OBJECTIVES ->
a - Answer the following questions using the row cache thread.
(i) According to the thread, what is the upper bound when the off heap cache is used?
(ii) How many bytes does a row key of Long type take on disk?
(iii) What size was the rowCache, and how many rows did it hold?
b - From the row cache thread, list every factor named in the question "Did that take into account ... ?"

>> Begin PROVIDED PASSAGE

Re: unable to read saved rowcache from disk

aaron morton Sun, 18 Nov 2012 11:21:56 -0800

> . But what is the upper bound? And rules of thumb?
If you are using the off heap cache the upper bound is memory. If you are using 
the on head it's the JVM heap.


Cheers

-----------------
Aaron Morton
Freelance Cassandra Developer
New Zealand

@aaronmorton
http://www.thelastpickle.com

On 17/11/2012, at 2:35 PM, Manu Zhang <owenzhang1...@gmail.com> wrote:

> Did that take into account the token, the row key, and the row payload, and 
> the java memory overhead ?
> how could I watch the heap usage then since jconsole is not able to connect 
> Cassandra at that time?
> 
>  Trying delete the saved cache and restarting.
> there is no problem for me to do so. But what is the upper bound? And rules 
> of thumb?
> 
> 
> On Sat, Nov 17, 2012 at 9:15 AM, aaron morton <aa...@thelastpickle.com> wrote:
>> Just curious why do you think row key will take 300 byte? 
> That's what I thought it said earlier in the email thread. 
> 
>>  If the row key is Long type, doesn't it take 8 bytes?
> Yes, 8 bytes on disk. 
>  
>> In his case, the rowCache was 500M with 1.6M rows, so the row data is 300B. 
>> Did I miss something?
> 
> 
> Did that take into account the token, the row key, and the row payload, and 
> the java memory overhead ?

>> End PROVIDED PASSAGE
>> Begin EXTRACTED DATA

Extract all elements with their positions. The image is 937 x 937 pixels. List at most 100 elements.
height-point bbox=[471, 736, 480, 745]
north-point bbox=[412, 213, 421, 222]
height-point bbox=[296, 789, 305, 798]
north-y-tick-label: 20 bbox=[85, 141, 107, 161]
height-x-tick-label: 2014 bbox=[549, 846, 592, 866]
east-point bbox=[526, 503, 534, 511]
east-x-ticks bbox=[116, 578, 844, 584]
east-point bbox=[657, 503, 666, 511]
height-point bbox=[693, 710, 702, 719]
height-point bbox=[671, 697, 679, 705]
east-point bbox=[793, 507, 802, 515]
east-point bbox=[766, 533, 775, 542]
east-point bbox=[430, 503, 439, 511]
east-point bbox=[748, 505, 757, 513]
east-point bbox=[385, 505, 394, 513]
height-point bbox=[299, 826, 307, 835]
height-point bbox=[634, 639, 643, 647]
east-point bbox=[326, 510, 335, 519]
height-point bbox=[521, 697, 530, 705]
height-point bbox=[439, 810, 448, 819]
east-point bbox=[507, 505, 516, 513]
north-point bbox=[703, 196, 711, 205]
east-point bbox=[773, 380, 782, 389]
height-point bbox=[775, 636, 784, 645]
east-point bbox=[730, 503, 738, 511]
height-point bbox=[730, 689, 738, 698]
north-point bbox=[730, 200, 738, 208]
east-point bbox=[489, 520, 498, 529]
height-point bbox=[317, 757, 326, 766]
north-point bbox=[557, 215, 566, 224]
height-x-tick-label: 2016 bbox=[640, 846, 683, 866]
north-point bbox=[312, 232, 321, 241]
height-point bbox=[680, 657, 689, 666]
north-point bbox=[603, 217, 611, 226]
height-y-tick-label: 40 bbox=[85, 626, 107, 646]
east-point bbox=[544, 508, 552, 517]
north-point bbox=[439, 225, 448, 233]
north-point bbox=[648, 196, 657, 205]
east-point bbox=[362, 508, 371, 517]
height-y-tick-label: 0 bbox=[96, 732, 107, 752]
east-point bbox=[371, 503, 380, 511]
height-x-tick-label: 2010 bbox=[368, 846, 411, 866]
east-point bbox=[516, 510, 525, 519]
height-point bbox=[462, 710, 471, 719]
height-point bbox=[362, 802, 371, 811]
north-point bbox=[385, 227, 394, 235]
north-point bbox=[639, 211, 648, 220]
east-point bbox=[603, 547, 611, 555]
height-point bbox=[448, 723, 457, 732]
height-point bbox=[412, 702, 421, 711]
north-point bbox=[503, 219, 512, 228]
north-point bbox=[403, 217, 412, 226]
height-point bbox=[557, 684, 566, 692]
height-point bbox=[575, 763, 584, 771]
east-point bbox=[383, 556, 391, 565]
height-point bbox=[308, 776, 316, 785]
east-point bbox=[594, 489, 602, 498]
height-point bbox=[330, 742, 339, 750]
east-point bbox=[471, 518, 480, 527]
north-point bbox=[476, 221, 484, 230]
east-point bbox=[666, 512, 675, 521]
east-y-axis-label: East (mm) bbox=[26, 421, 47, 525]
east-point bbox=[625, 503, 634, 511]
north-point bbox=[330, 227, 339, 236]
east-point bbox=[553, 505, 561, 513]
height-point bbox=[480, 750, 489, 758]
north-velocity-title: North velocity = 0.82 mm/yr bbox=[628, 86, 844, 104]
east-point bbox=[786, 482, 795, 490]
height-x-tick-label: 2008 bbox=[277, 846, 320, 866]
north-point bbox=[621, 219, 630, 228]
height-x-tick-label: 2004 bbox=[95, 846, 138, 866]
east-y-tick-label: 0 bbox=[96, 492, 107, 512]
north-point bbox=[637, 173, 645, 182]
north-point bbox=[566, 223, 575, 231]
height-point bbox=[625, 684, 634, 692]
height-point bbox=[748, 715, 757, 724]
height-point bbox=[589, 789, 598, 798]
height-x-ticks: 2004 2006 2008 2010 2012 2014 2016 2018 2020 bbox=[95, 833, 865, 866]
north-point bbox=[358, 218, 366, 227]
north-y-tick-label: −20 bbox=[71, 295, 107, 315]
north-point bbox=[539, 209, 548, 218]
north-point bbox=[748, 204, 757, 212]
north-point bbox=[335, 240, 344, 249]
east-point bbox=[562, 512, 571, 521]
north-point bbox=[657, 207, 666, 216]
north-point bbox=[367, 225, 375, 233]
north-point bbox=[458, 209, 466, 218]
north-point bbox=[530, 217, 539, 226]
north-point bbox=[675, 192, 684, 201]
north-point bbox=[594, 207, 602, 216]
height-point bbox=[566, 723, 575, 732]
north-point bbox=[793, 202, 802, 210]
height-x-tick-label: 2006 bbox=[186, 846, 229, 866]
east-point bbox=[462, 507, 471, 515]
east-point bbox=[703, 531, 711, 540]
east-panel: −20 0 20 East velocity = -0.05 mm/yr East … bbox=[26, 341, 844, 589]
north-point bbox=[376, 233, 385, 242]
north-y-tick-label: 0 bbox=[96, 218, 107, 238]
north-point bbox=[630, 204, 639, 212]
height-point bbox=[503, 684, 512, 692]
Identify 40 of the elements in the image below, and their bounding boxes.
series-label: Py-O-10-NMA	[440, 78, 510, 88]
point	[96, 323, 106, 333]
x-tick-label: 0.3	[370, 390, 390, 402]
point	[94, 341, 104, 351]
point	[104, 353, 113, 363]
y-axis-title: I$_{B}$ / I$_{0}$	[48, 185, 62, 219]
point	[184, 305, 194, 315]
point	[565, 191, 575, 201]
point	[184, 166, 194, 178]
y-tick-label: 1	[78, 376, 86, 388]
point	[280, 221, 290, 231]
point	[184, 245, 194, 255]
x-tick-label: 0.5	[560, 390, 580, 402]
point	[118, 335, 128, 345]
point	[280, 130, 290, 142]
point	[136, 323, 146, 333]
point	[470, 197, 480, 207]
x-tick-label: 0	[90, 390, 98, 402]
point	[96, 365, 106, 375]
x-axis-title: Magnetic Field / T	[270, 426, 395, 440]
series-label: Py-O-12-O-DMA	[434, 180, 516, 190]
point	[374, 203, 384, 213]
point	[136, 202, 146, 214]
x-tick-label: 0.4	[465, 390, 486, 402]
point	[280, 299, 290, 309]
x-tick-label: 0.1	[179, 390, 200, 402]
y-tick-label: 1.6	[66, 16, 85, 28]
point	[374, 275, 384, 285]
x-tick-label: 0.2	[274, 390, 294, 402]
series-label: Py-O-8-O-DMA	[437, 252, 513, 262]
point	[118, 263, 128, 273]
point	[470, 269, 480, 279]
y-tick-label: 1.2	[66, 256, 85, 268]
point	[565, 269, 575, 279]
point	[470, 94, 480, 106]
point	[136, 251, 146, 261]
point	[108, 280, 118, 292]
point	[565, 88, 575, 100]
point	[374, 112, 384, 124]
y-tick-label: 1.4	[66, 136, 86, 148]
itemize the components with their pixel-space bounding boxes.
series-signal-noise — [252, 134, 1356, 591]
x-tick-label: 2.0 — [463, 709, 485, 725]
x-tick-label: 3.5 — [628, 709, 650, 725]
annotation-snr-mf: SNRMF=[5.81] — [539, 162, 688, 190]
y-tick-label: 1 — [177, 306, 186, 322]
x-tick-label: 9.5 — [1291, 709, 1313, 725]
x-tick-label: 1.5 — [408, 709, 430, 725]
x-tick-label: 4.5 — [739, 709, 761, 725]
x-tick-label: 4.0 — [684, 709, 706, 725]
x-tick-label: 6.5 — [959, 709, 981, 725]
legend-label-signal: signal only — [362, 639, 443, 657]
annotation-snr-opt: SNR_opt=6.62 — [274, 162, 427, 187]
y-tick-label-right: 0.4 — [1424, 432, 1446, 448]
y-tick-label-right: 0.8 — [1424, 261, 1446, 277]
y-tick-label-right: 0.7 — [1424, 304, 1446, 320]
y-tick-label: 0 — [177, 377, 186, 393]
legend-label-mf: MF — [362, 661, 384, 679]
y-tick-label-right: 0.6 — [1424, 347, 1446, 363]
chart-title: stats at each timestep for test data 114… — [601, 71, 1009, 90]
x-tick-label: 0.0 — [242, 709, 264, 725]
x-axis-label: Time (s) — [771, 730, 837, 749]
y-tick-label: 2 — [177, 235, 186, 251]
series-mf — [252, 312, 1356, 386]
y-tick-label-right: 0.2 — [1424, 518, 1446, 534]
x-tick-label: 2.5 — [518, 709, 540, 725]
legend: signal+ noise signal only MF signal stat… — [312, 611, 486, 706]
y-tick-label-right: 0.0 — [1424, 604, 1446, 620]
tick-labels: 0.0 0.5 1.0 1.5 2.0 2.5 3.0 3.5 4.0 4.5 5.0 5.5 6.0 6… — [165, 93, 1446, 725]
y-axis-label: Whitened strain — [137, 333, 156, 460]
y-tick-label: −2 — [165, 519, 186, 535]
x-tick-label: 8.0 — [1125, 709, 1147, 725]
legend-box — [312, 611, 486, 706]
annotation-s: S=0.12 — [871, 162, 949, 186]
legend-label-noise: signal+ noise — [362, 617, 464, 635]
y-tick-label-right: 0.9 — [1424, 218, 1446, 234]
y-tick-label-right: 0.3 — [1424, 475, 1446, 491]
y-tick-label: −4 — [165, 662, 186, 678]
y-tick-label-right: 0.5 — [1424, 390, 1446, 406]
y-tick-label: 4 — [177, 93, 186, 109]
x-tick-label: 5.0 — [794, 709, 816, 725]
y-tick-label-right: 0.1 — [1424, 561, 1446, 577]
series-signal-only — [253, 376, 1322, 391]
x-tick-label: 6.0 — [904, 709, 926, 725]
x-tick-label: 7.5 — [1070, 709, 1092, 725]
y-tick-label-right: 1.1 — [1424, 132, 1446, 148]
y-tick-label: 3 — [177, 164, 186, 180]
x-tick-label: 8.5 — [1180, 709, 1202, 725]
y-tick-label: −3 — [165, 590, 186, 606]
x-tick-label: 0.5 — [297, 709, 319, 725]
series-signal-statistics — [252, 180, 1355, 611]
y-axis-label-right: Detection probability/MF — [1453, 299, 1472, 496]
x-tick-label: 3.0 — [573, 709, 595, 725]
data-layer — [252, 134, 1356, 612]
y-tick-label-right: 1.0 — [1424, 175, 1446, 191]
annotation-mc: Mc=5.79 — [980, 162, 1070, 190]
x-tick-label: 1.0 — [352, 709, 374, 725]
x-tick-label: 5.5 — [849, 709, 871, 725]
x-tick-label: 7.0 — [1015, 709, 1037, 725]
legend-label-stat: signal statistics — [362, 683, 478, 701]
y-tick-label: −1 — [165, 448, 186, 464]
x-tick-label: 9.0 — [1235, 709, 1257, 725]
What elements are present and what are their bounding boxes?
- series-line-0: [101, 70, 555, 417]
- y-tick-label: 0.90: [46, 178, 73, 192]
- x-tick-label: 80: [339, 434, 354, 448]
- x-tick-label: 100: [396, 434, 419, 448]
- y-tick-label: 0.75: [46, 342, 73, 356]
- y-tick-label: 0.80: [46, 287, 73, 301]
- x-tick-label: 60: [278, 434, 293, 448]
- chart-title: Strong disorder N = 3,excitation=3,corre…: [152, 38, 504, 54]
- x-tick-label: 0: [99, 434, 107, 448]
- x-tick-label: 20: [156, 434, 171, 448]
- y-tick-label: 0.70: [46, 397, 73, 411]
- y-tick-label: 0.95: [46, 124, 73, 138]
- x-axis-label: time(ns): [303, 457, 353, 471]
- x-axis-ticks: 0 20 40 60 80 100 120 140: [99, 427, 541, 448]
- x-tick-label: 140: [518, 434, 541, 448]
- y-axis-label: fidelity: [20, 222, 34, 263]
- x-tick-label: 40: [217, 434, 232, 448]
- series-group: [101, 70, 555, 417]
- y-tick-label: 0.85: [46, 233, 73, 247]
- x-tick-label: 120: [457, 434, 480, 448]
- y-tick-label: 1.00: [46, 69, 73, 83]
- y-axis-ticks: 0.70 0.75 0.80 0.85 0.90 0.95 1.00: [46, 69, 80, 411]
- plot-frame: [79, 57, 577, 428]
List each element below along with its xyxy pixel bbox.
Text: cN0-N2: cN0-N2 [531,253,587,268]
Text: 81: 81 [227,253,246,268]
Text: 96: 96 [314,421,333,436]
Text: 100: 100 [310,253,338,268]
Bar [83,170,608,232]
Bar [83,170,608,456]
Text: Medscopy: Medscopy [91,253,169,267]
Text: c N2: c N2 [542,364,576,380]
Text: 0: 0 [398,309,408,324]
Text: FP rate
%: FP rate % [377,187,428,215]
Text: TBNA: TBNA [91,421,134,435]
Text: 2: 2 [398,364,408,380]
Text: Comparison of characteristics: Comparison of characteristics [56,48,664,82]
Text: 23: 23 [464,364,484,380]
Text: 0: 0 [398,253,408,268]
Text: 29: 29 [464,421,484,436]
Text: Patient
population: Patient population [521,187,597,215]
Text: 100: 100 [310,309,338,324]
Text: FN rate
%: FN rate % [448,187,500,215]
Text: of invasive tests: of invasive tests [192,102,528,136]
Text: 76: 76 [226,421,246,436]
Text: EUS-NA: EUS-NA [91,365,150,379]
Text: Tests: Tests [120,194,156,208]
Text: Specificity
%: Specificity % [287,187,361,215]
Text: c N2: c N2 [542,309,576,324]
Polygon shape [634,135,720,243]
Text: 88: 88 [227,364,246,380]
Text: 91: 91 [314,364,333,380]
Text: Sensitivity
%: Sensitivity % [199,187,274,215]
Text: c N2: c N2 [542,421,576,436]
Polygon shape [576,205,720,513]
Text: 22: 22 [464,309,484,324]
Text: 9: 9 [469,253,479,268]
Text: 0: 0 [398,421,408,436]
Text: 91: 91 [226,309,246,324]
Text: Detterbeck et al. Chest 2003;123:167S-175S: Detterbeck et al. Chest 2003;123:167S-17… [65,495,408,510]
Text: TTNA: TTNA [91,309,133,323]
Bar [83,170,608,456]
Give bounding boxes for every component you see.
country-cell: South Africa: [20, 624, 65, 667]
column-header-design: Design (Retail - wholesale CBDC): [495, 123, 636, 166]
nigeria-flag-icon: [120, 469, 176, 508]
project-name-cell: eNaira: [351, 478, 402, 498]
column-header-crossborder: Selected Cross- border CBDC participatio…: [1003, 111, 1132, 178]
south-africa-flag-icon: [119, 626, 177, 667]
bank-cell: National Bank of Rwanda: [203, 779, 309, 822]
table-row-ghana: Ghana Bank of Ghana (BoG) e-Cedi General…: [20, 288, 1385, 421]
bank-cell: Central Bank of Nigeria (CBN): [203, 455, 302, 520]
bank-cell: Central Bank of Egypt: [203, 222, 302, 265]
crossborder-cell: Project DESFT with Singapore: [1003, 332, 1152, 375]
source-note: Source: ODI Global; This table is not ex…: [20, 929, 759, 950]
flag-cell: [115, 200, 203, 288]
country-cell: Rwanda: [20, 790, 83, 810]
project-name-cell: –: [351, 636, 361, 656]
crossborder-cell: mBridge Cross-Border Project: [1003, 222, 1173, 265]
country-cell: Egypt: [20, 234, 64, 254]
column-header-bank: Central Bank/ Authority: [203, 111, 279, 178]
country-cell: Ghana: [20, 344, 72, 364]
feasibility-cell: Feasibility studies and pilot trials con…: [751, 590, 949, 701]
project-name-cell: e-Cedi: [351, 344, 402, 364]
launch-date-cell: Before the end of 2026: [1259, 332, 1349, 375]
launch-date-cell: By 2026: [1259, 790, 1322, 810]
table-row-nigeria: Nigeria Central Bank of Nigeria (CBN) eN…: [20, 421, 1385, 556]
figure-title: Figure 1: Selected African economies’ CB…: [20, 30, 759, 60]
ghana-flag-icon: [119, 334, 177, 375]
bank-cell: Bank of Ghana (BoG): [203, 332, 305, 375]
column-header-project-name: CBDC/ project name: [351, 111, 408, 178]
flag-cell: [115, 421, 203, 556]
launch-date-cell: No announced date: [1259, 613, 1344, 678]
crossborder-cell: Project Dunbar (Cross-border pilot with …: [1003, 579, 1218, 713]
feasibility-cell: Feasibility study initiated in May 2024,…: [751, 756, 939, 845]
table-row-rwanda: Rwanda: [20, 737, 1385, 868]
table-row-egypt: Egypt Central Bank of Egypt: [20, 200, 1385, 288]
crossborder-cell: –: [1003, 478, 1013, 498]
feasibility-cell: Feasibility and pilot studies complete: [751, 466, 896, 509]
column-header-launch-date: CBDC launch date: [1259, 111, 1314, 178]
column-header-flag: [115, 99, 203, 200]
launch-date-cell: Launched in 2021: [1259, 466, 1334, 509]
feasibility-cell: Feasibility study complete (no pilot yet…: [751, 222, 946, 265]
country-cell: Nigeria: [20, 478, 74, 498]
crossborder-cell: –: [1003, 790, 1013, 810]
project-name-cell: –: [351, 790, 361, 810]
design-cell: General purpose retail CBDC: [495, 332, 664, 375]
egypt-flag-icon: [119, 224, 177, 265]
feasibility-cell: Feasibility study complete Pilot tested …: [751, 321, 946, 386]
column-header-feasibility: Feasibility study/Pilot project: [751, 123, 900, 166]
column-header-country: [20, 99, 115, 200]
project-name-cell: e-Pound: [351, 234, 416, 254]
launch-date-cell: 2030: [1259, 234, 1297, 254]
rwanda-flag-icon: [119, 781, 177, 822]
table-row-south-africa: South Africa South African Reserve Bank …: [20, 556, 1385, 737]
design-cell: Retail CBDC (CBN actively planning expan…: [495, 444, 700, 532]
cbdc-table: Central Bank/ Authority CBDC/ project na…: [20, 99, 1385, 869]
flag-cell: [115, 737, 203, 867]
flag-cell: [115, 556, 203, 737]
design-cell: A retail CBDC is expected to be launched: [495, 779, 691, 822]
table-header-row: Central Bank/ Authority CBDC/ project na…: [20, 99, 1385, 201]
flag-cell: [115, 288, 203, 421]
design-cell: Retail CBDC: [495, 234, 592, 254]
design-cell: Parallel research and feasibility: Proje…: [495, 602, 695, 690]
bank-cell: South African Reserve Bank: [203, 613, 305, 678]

>> End EXTRACTED DATA

EXPECTED OUTPUTS ->
a -
(i) Memory.
(ii) 8 bytes.
(iii) 500M, with 1.6M rows.

b -
- the token
- the row key
- the row payload
- the java memory overhead